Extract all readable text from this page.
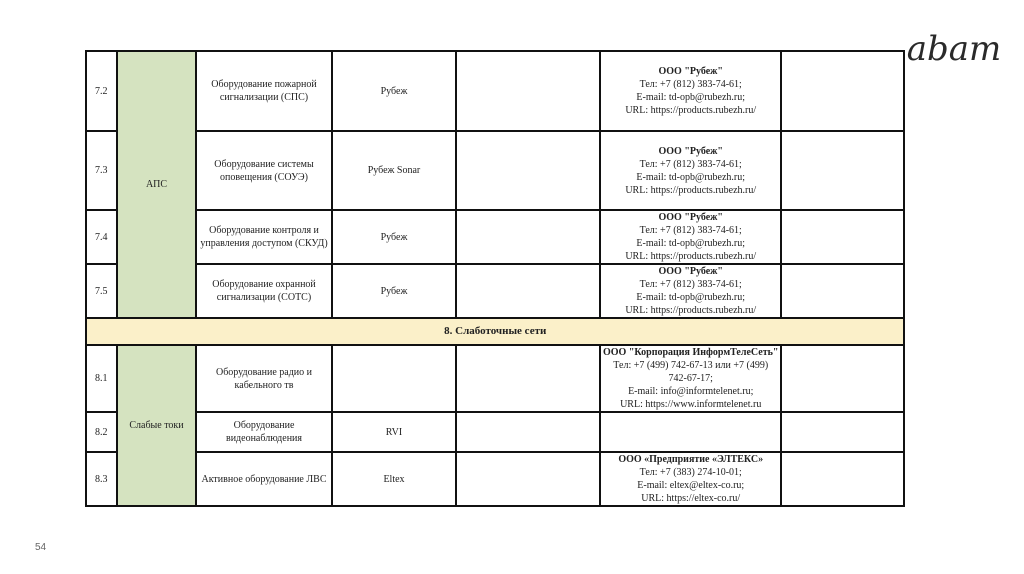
abam
7.2	АПС	Оборудование пожарной сигнализации (СПС)	Рубеж		ООО "Рубеж"
Тел: +7 (812) 383-74-61;
E-mail: td-opb@rubezh.ru;
URL: https://products.rubezh.ru/	

7.3		Оборудование системы оповещения (СОУЭ)	Рубеж Sonar		ООО "Рубеж"
Тел: +7 (812) 383-74-61;
E-mail: td-opb@rubezh.ru;
URL: https://products.rubezh.ru/	

7.4		Оборудование контроля и управления доступом (СКУД)	Рубеж		ООО "Рубеж"
Тел: +7 (812) 383-74-61;
E-mail: td-opb@rubezh.ru;
URL: https://products.rubezh.ru/	

7.5		Оборудование охранной сигнализации (СОТС)	Рубеж		ООО "Рубеж"
Тел: +7 (812) 383-74-61;
E-mail: td-opb@rubezh.ru;
URL: https://products.rubezh.ru/	

8. Слаботочные сети						
8.1	Слабые токи	Оборудование радио и кабельного тв			ООО "Корпорация ИнформТелеСеть"
Тел: +7 (499) 742-67-13 или +7 (499) 742-67-17;
E-mail: info@informtelenet.ru;
URL: https://www.informtelenet.ru	

8.2		Оборудование видеонаблюдения	RVI		

8.3		Активное оборудование ЛВС	Eltex		ООО «Предприятие «ЭЛТЕКС»
Тел: +7 (383) 274-10-01;
E-mail: eltex@eltex-co.ru;
URL: https://eltex-co.ru/	

54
+ + +
What is asked: Write the listing above out again exactly, dropping each image.

Answer for this exercise:
Extract all readable text from this page.
abam
7.2	АПС	Оборудование пожарной сигнализации (СПС)	Рубеж		ООО "Рубеж"
Тел: +7 (812) 383-74-61;
E-mail: td-opb@rubezh.ru;
URL: https://products.rubezh.ru/	

7.3		Оборудование системы оповещения (СОУЭ)	Рубеж Sonar		ООО "Рубеж"
Тел: +7 (812) 383-74-61;
E-mail: td-opb@rubezh.ru;
URL: https://products.rubezh.ru/	

7.4		Оборудование контроля и управления доступом (СКУД)	Рубеж		ООО "Рубеж"
Тел: +7 (812) 383-74-61;
E-mail: td-opb@rubezh.ru;
URL: https://products.rubezh.ru/	

7.5		Оборудование охранной сигнализации (СОТС)	Рубеж		ООО "Рубеж"
Тел: +7 (812) 383-74-61;
E-mail: td-opb@rubezh.ru;
URL: https://products.rubezh.ru/	

8. Слаботочные сети						
8.1	Слабые токи	Оборудование радио и кабельного тв			ООО "Корпорация ИнформТелеСеть"
Тел: +7 (499) 742-67-13 или +7 (499) 742-67-17;
E-mail: info@informtelenet.ru;
URL: https://www.informtelenet.ru	

8.2		Оборудование видеонаблюдения	RVI		

8.3		Активное оборудование ЛВС	Eltex		ООО «Предприятие «ЭЛТЕКС»
Тел: +7 (383) 274-10-01;
E-mail: eltex@eltex-co.ru;
URL: https://eltex-co.ru/	

54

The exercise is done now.